_SET PROBLEM:_ Go through the entries and say how many lines contain the string "Volume". The number is the whole answer.

_SUPPLIED DATA:_
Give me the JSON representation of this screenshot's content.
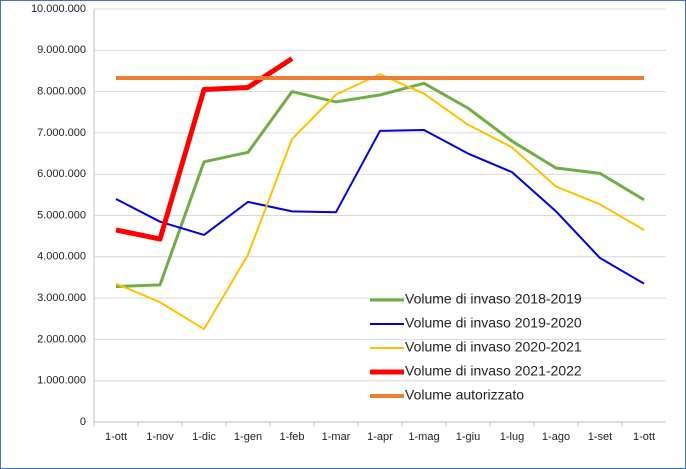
{
  "chart_data": {
    "type": "line",
    "categories": [
      "1-ott",
      "1-nov",
      "1-dic",
      "1-gen",
      "1-feb",
      "1-mar",
      "1-apr",
      "1-mag",
      "1-giu",
      "1-lug",
      "1-ago",
      "1-set",
      "1-ott"
    ],
    "series": [
      {
        "name": "Volume di invaso 2018-2019",
        "color": "#70ad47",
        "width": 3,
        "values": [
          3280000,
          3320000,
          6300000,
          6530000,
          8000000,
          7750000,
          7920000,
          8200000,
          7600000,
          6800000,
          6150000,
          6020000,
          5380000
        ]
      },
      {
        "name": "Volume di invaso 2019-2020",
        "color": "#0000dd",
        "width": 2,
        "values": [
          5400000,
          4850000,
          4530000,
          5330000,
          5100000,
          5080000,
          7050000,
          7070000,
          6500000,
          6050000,
          5100000,
          3970000,
          3350000
        ]
      },
      {
        "name": "Volume di invaso 2020-2021",
        "color": "#ffc000",
        "width": 2,
        "values": [
          3350000,
          2900000,
          2250000,
          4050000,
          6850000,
          7930000,
          8420000,
          7950000,
          7200000,
          6650000,
          5700000,
          5270000,
          4650000
        ]
      },
      {
        "name": "Volume di invaso 2021-2022",
        "color": "#ff0000",
        "width": 5,
        "values": [
          4650000,
          4430000,
          8050000,
          8100000,
          8800000,
          null,
          null,
          null,
          null,
          null,
          null,
          null,
          null
        ]
      },
      {
        "name": "Volume autorizzato",
        "color": "#ed7d31",
        "width": 4,
        "values": [
          8330000,
          8330000,
          8330000,
          8330000,
          8330000,
          8330000,
          8330000,
          8330000,
          8330000,
          8330000,
          8330000,
          8330000,
          8330000
        ]
      }
    ],
    "ylim": [
      0,
      10000000
    ],
    "yticks": [
      0,
      {
        "value": 1000000,
        "label": "1.000.000"
      },
      {
        "value": 2000000,
        "label": "2.000.000"
      },
      {
        "value": 3000000,
        "label": "3.000.000"
      },
      {
        "value": 4000000,
        "label": "4.000.000"
      },
      {
        "value": 5000000,
        "label": "5.000.000"
      },
      {
        "value": 6000000,
        "label": "6.000.000"
      },
      {
        "value": 7000000,
        "label": "7.000.000"
      },
      {
        "value": 8000000,
        "label": "8.000.000"
      },
      {
        "value": 9000000,
        "label": "9.000.000"
      },
      {
        "value": 10000000,
        "label": "10.000.000"
      }
    ],
    "grid": true,
    "legend": "lower right"
  }
}
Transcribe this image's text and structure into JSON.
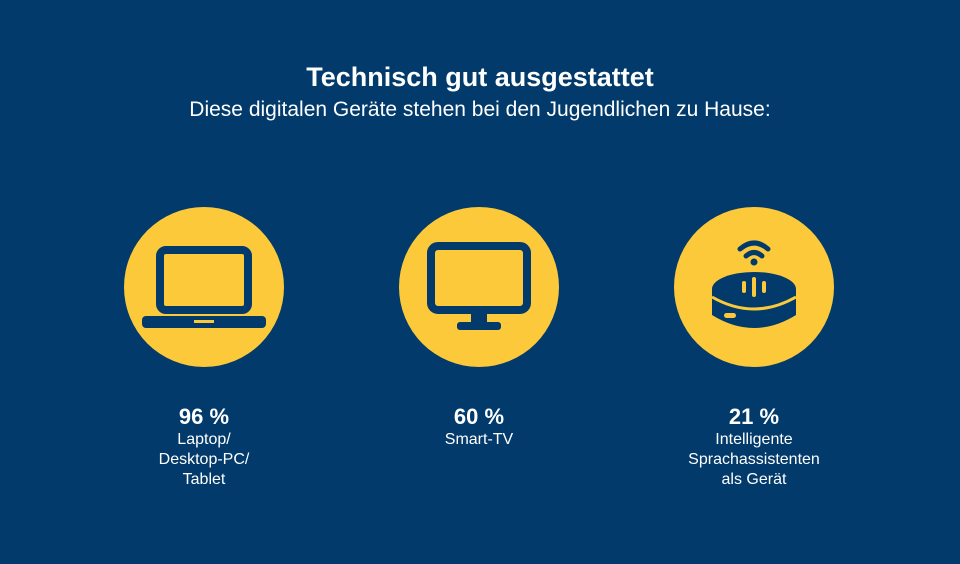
{
  "header": {
    "title": "Technisch gut ausgestattet",
    "subtitle": "Diese digitalen Geräte stehen bei den Jugendlichen zu Hause:"
  },
  "colors": {
    "background": "#013a6b",
    "accent": "#fcc93a"
  },
  "items": [
    {
      "icon": "laptop-icon",
      "percent": "96 %",
      "value": 96,
      "label_lines": [
        "Laptop/",
        "Desktop-PC/",
        "Tablet"
      ]
    },
    {
      "icon": "monitor-icon",
      "percent": "60 %",
      "value": 60,
      "label_lines": [
        "Smart-TV"
      ]
    },
    {
      "icon": "smart-speaker-icon",
      "percent": "21 %",
      "value": 21,
      "label_lines": [
        "Intelligente",
        "Sprachassistenten",
        "als Gerät"
      ]
    }
  ]
}
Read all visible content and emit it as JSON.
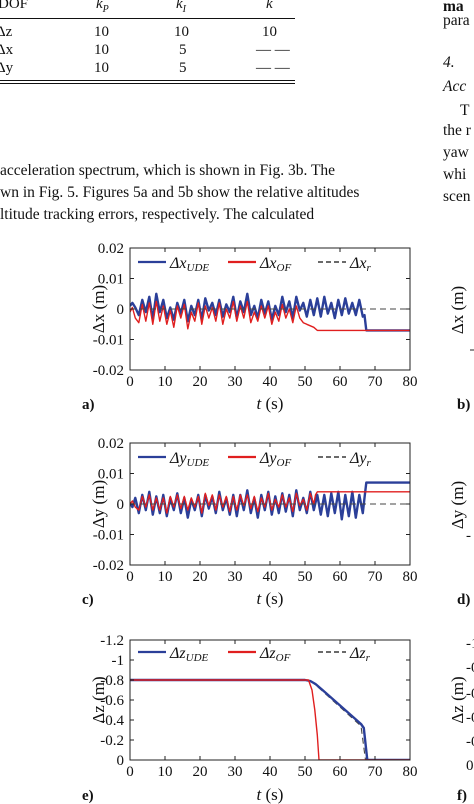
{
  "table": {
    "headers": [
      "DOF",
      "k",
      "k",
      "k"
    ],
    "header_subscripts": [
      "",
      "P",
      "I",
      ""
    ],
    "rows": [
      {
        "dof": "Δz",
        "kp": "10",
        "ki": "10",
        "k": "10"
      },
      {
        "dof": "Δx",
        "kp": "10",
        "ki": "5",
        "k": "— —"
      },
      {
        "dof": "Δy",
        "kp": "10",
        "ki": "5",
        "k": "— —"
      }
    ]
  },
  "text": {
    "line1": "acceleration spectrum, which is shown in Fig. 3b. The",
    "line2": "wn in Fig. 5. Figures 5a and 5b show the relative altitudes",
    "line3": "ltitude  tracking  errors,  respectively.  The  calculated"
  },
  "right_column": {
    "l1": "ma",
    "l2": "para",
    "l3": "4.",
    "l4": "Acc",
    "l5": "T",
    "l6": "the r",
    "l7": "yaw",
    "l8": "whi",
    "l9": "scen"
  },
  "chart_data": [
    {
      "type": "line",
      "panel_label": "a)",
      "xlabel_var": "t",
      "xlabel_unit": "(s)",
      "ylabel": "Δx (m)",
      "xlim": [
        0,
        80
      ],
      "ylim": [
        -0.02,
        0.02
      ],
      "xticks": [
        "0",
        "10",
        "20",
        "30",
        "40",
        "50",
        "60",
        "70",
        "80"
      ],
      "yticks": [
        "0.02",
        "0.01",
        "0",
        "-0.01",
        "-0.02"
      ],
      "legend": [
        {
          "base": "Δx",
          "sub": "UDE",
          "color": "#2b3f99",
          "style": "solid"
        },
        {
          "base": "Δx",
          "sub": "OF",
          "color": "#e01f1f",
          "style": "solid"
        },
        {
          "base": "Δx",
          "sub": "r",
          "color": "#111111",
          "style": "dashed"
        }
      ],
      "series": [
        {
          "color": "#2b3f99",
          "width": 2.4,
          "x": [
            0,
            0.7,
            1.5,
            2.5,
            3.5,
            4.5,
            5.5,
            6.5,
            7.5,
            8.5,
            9.5,
            10.5,
            11.5,
            12.5,
            13.5,
            14.5,
            15.5,
            16.5,
            17.5,
            18.5,
            19.5,
            20.5,
            21.5,
            22.5,
            23.5,
            24.5,
            25.5,
            26.5,
            27.5,
            28.5,
            29.5,
            30.5,
            31.5,
            32.5,
            33.5,
            34.5,
            35.5,
            36.5,
            37.5,
            38.5,
            39.5,
            40.5,
            41.5,
            42.5,
            43.5,
            44.5,
            45.5,
            46.5,
            47.5,
            48.5,
            49.5,
            50.5,
            51.5,
            52.5,
            53.5,
            54.5,
            55.5,
            56.5,
            57.5,
            58.5,
            59.5,
            60.5,
            61.5,
            62.5,
            63.5,
            64.5,
            65.5,
            66.5,
            67,
            67.5,
            80
          ],
          "y": [
            0.001,
            0.002,
            0.0005,
            -0.002,
            0.003,
            -0.001,
            0.004,
            -0.0035,
            0.005,
            -0.001,
            0.003,
            -0.003,
            0.0005,
            -0.0035,
            0.002,
            -0.0015,
            0.003,
            -0.004,
            0.001,
            -0.002,
            0.003,
            -0.0035,
            0.0035,
            -0.0005,
            0.002,
            -0.002,
            0.003,
            -0.0025,
            0.0015,
            -0.001,
            0.004,
            -0.003,
            0.0025,
            -0.001,
            0.005,
            -0.002,
            0.001,
            -0.003,
            0.003,
            -0.0015,
            0.0025,
            -0.0035,
            0.001,
            -0.002,
            0.004,
            -0.001,
            0.0025,
            -0.003,
            0.004,
            -0.0005,
            0.002,
            -0.0025,
            0.003,
            -0.002,
            0.0035,
            -0.0025,
            0.004,
            -0.0015,
            0.002,
            -0.003,
            0.003,
            -0.002,
            0.0035,
            -0.0015,
            0.002,
            -0.002,
            0.003,
            -0.0025,
            -0.002,
            -0.007,
            -0.007
          ]
        },
        {
          "color": "#e01f1f",
          "width": 1.4,
          "x": [
            0,
            0.7,
            1.5,
            2.5,
            3.5,
            4.5,
            5.5,
            6.5,
            7.5,
            8.5,
            9.5,
            10.5,
            11.5,
            12.5,
            13.5,
            14.5,
            15.5,
            16.5,
            17.5,
            18.5,
            19.5,
            20.5,
            21.5,
            22.5,
            23.5,
            24.5,
            25.5,
            26.5,
            27.5,
            28.5,
            29.5,
            30.5,
            31.5,
            32.5,
            33.5,
            34.5,
            35.5,
            36.5,
            37.5,
            38.5,
            39.5,
            40.5,
            41.5,
            42.5,
            43.5,
            44.5,
            45.5,
            46.5,
            47.5,
            48.5,
            49.5,
            50.5,
            51.5,
            52.5,
            53.5,
            80
          ],
          "y": [
            -0.001,
            0.0005,
            -0.003,
            -0.0045,
            0.0015,
            -0.004,
            0.002,
            -0.005,
            0.0025,
            -0.004,
            0.001,
            -0.005,
            -0.0005,
            -0.006,
            0.001,
            -0.003,
            0.0015,
            -0.0065,
            -0.001,
            -0.004,
            0.002,
            -0.005,
            0.001,
            -0.003,
            0.0005,
            -0.004,
            0.002,
            -0.005,
            0.0,
            -0.003,
            0.0025,
            -0.004,
            0.001,
            -0.003,
            0.0025,
            -0.0045,
            -0.001,
            -0.004,
            0.001,
            -0.003,
            0.001,
            -0.005,
            -0.001,
            -0.004,
            0.0015,
            -0.003,
            0.0,
            -0.0045,
            0.001,
            -0.003,
            -0.0045,
            -0.005,
            -0.0055,
            -0.006,
            -0.007,
            -0.007
          ]
        },
        {
          "color": "#444444",
          "width": 1.1,
          "dashed": true,
          "x": [
            0,
            80
          ],
          "y": [
            0,
            0
          ]
        }
      ]
    },
    {
      "type": "line",
      "panel_label": "c)",
      "xlabel_var": "t",
      "xlabel_unit": "(s)",
      "ylabel": "Δy (m)",
      "xlim": [
        0,
        80
      ],
      "ylim": [
        -0.02,
        0.02
      ],
      "xticks": [
        "0",
        "10",
        "20",
        "30",
        "40",
        "50",
        "60",
        "70",
        "80"
      ],
      "yticks": [
        "0.02",
        "0.01",
        "0",
        "-0.01",
        "-0.02"
      ],
      "legend": [
        {
          "base": "Δy",
          "sub": "UDE",
          "color": "#2b3f99",
          "style": "solid"
        },
        {
          "base": "Δy",
          "sub": "OF",
          "color": "#e01f1f",
          "style": "solid"
        },
        {
          "base": "Δy",
          "sub": "r",
          "color": "#111111",
          "style": "dashed"
        }
      ],
      "series": [
        {
          "color": "#2b3f99",
          "width": 2.4,
          "x": [
            0,
            0.7,
            1.5,
            2.5,
            3.5,
            4.5,
            5.5,
            6.5,
            7.5,
            8.5,
            9.5,
            10.5,
            11.5,
            12.5,
            13.5,
            14.5,
            15.5,
            16.5,
            17.5,
            18.5,
            19.5,
            20.5,
            21.5,
            22.5,
            23.5,
            24.5,
            25.5,
            26.5,
            27.5,
            28.5,
            29.5,
            30.5,
            31.5,
            32.5,
            33.5,
            34.5,
            35.5,
            36.5,
            37.5,
            38.5,
            39.5,
            40.5,
            41.5,
            42.5,
            43.5,
            44.5,
            45.5,
            46.5,
            47.5,
            48.5,
            49.5,
            50.5,
            51.5,
            52.5,
            53.5,
            54.5,
            55.5,
            56.5,
            57.5,
            58.5,
            59.5,
            60.5,
            61.5,
            62.5,
            63.5,
            64.5,
            65.5,
            66.5,
            67,
            67.5,
            80
          ],
          "y": [
            0.0005,
            -0.001,
            0.002,
            -0.003,
            0.003,
            -0.002,
            0.004,
            -0.0035,
            0.0025,
            -0.003,
            0.003,
            -0.004,
            0.002,
            -0.002,
            0.0035,
            -0.003,
            0.002,
            -0.0045,
            0.0015,
            -0.002,
            0.003,
            -0.004,
            0.003,
            -0.0015,
            0.0025,
            -0.003,
            0.004,
            -0.002,
            0.002,
            -0.0035,
            0.003,
            -0.004,
            0.003,
            -0.002,
            0.0045,
            -0.003,
            0.002,
            -0.0045,
            0.003,
            -0.002,
            0.004,
            -0.0035,
            0.0025,
            -0.003,
            0.0035,
            -0.0025,
            0.003,
            -0.004,
            0.0045,
            -0.002,
            0.002,
            -0.003,
            0.004,
            -0.002,
            0.003,
            -0.0035,
            0.003,
            -0.004,
            0.0035,
            -0.003,
            0.004,
            -0.005,
            0.003,
            -0.004,
            0.004,
            -0.0045,
            0.003,
            -0.003,
            0.002,
            0.007,
            0.007
          ]
        },
        {
          "color": "#e01f1f",
          "width": 1.4,
          "x": [
            0,
            0.7,
            1.5,
            2.5,
            3.5,
            4.5,
            5.5,
            6.5,
            7.5,
            8.5,
            9.5,
            10.5,
            11.5,
            12.5,
            13.5,
            14.5,
            15.5,
            16.5,
            17.5,
            18.5,
            19.5,
            20.5,
            21.5,
            22.5,
            23.5,
            24.5,
            25.5,
            26.5,
            27.5,
            28.5,
            29.5,
            30.5,
            31.5,
            32.5,
            33.5,
            34.5,
            35.5,
            36.5,
            37.5,
            38.5,
            39.5,
            40.5,
            41.5,
            42.5,
            43.5,
            44.5,
            45.5,
            46.5,
            47.5,
            48.5,
            49.5,
            50.5,
            51.5,
            52.5,
            53,
            53.5,
            80
          ],
          "y": [
            0.0,
            0.001,
            -0.001,
            -0.002,
            0.0025,
            -0.001,
            0.003,
            -0.002,
            0.002,
            -0.002,
            0.002,
            -0.003,
            0.0025,
            -0.001,
            0.003,
            -0.0015,
            0.0025,
            -0.002,
            0.002,
            -0.001,
            0.0025,
            -0.003,
            0.0035,
            -0.0005,
            0.003,
            -0.002,
            0.003,
            -0.001,
            0.0025,
            -0.0025,
            0.0025,
            -0.002,
            0.003,
            -0.0005,
            0.003,
            -0.0015,
            0.0025,
            -0.0025,
            0.002,
            -0.001,
            0.0035,
            -0.002,
            0.0015,
            -0.001,
            0.003,
            -0.001,
            0.002,
            -0.0025,
            0.0035,
            -0.0005,
            0.0015,
            -0.002,
            0.0035,
            0.0,
            0.003,
            0.004,
            0.004
          ]
        },
        {
          "color": "#444444",
          "width": 1.1,
          "dashed": true,
          "x": [
            0,
            80
          ],
          "y": [
            0,
            0
          ]
        }
      ]
    },
    {
      "type": "line",
      "panel_label": "e)",
      "xlabel_var": "t",
      "xlabel_unit": "(s)",
      "ylabel": "Δz (m)",
      "xlim": [
        0,
        80
      ],
      "ylim": [
        -1.2,
        0
      ],
      "y_reversed": true,
      "xticks": [
        "0",
        "10",
        "20",
        "30",
        "40",
        "50",
        "60",
        "70",
        "80"
      ],
      "yticks": [
        "-1.2",
        "-1",
        "-0.8",
        "-0.6",
        "-0.4",
        "-0.2",
        "0"
      ],
      "legend": [
        {
          "base": "Δz",
          "sub": "UDE",
          "color": "#2b3f99",
          "style": "solid"
        },
        {
          "base": "Δz",
          "sub": "OF",
          "color": "#e01f1f",
          "style": "solid"
        },
        {
          "base": "Δz",
          "sub": "r",
          "color": "#111111",
          "style": "dashed"
        }
      ],
      "series": [
        {
          "color": "#444444",
          "width": 1.1,
          "dashed": true,
          "x": [
            0,
            50,
            52,
            54,
            66,
            67.3,
            80
          ],
          "y": [
            -0.8,
            -0.8,
            -0.78,
            -0.72,
            -0.34,
            0,
            0
          ]
        },
        {
          "color": "#2b3f99",
          "width": 2.4,
          "x": [
            0,
            50,
            51.5,
            53,
            55,
            66,
            66.8,
            67.8,
            80
          ],
          "y": [
            -0.8,
            -0.8,
            -0.79,
            -0.76,
            -0.7,
            -0.36,
            -0.32,
            0,
            0
          ]
        },
        {
          "color": "#e01f1f",
          "width": 1.4,
          "x": [
            0,
            51,
            52,
            52.8,
            53.5,
            54,
            80
          ],
          "y": [
            -0.8,
            -0.8,
            -0.7,
            -0.5,
            -0.25,
            0,
            0
          ]
        }
      ]
    },
    {
      "type": "line",
      "panel_label": "b)",
      "ylabel": "Δx (m)"
    },
    {
      "type": "line",
      "panel_label": "d)",
      "ylabel": "Δy (m)",
      "yticks": [
        "-"
      ]
    },
    {
      "type": "line",
      "panel_label": "f)",
      "ylabel": "Δz (m)",
      "yticks": [
        "-1",
        "-0",
        "-0",
        "-0",
        "-0",
        "0"
      ]
    }
  ]
}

_SOLUTION:_ 5